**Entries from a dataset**
----------------------------------------

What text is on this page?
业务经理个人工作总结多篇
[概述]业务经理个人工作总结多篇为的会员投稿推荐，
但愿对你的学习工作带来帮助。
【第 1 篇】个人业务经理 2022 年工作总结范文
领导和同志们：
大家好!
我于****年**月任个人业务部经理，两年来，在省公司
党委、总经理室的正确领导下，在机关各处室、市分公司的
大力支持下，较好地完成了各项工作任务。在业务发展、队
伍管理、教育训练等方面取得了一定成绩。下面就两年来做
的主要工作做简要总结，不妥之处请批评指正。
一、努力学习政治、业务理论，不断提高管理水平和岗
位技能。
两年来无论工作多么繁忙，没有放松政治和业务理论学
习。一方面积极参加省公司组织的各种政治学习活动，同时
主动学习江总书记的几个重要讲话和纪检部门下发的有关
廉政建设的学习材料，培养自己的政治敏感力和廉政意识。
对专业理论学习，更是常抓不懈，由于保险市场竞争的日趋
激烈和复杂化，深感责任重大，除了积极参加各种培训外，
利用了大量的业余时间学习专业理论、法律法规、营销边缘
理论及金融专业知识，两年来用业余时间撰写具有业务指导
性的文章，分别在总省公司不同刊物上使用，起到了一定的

----------------------------------------

**Exercise goal**
All of the entries above should be written out again exactly.

**Task answer**
What text is on this page?
业务经理个人工作总结多篇
[概述]业务经理个人工作总结多篇为的会员投稿推荐，
但愿对你的学习工作带来帮助。
【第 1 篇】个人业务经理 2022 年工作总结范文
领导和同志们：
大家好!
我于****年**月任个人业务部经理，两年来，在省公司
党委、总经理室的正确领导下，在机关各处室、市分公司的
大力支持下，较好地完成了各项工作任务。在业务发展、队
伍管理、教育训练等方面取得了一定成绩。下面就两年来做
的主要工作做简要总结，不妥之处请批评指正。
一、努力学习政治、业务理论，不断提高管理水平和岗
位技能。
两年来无论工作多么繁忙，没有放松政治和业务理论学
习。一方面积极参加省公司组织的各种政治学习活动，同时
主动学习江总书记的几个重要讲话和纪检部门下发的有关
廉政建设的学习材料，培养自己的政治敏感力和廉政意识。
对专业理论学习，更是常抓不懈，由于保险市场竞争的日趋
激烈和复杂化，深感责任重大，除了积极参加各种培训外，
利用了大量的业余时间学习专业理论、法律法规、营销边缘
理论及金融专业知识，两年来用业余时间撰写具有业务指导
性的文章，分别在总省公司不同刊物上使用，起到了一定的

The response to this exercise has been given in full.